Set all the material down again unchanged, without the pictures.

Some records:
- - - - -

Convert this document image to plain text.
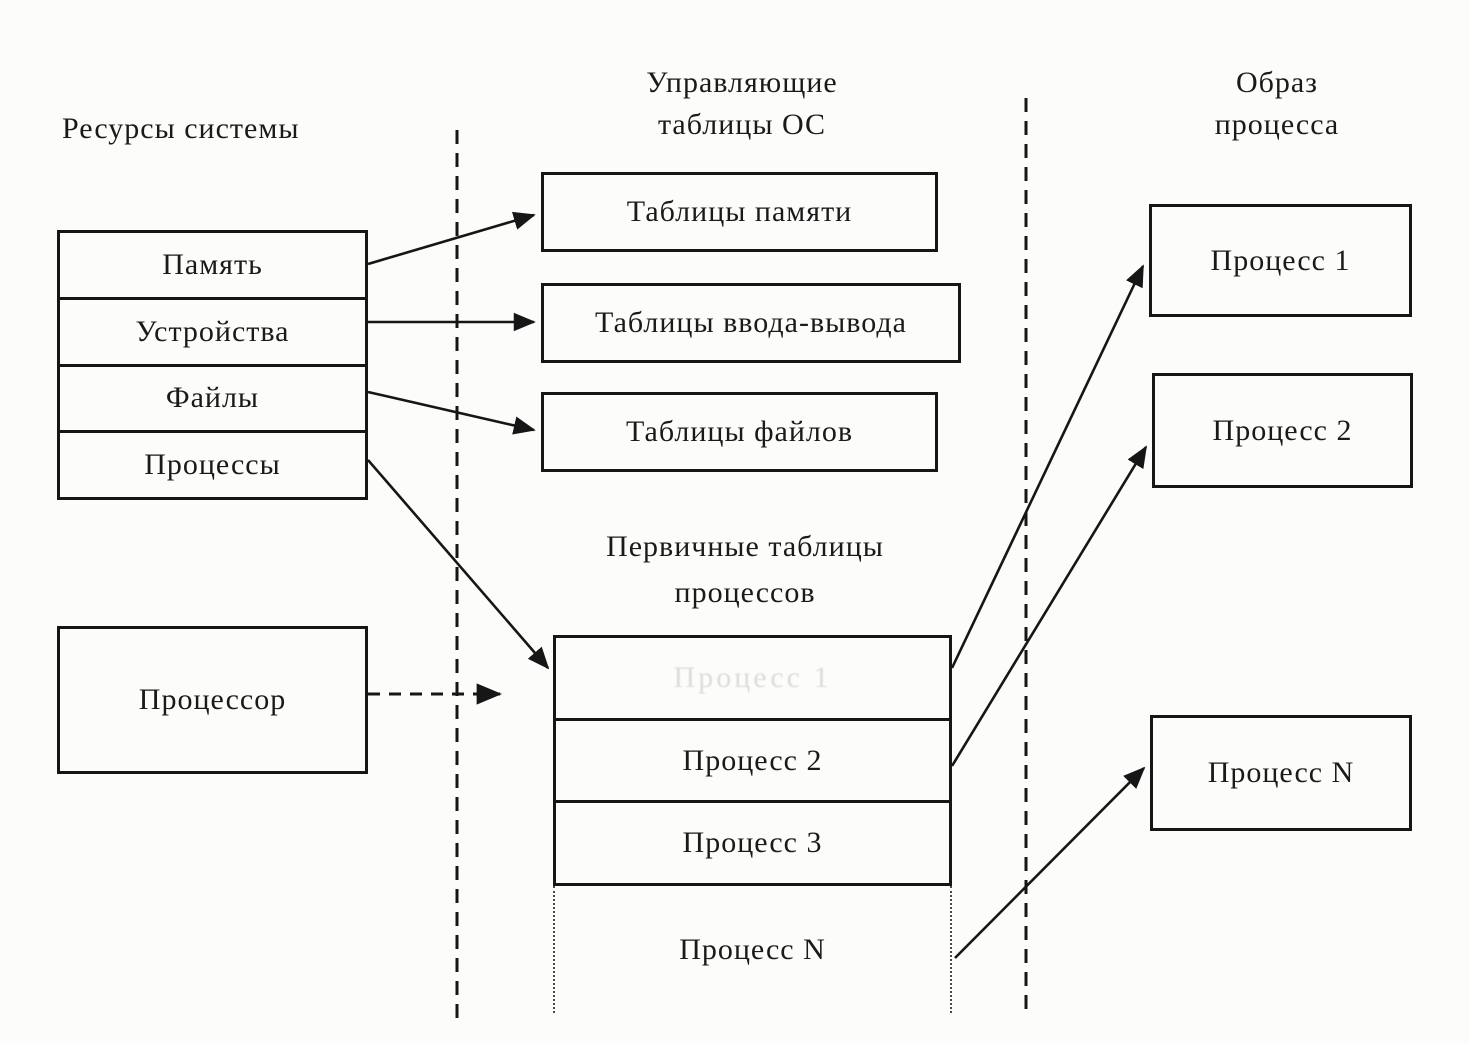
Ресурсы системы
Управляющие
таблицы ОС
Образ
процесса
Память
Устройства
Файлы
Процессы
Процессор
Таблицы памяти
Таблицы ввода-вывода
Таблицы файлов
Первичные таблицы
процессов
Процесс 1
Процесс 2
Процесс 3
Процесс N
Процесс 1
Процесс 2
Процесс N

- - - - -

*COMPLETED TASK*.
Convert this document image to plain text.
Ресурсы системы
Управляющие
таблицы ОС
Образ
процесса
Память
Устройства
Файлы
Процессы
Процессор
Таблицы памяти
Таблицы ввода-вывода
Таблицы файлов
Первичные таблицы
процессов
Процесс 1
Процесс 2
Процесс 3
Процесс N
Процесс 1
Процесс 2
Процесс N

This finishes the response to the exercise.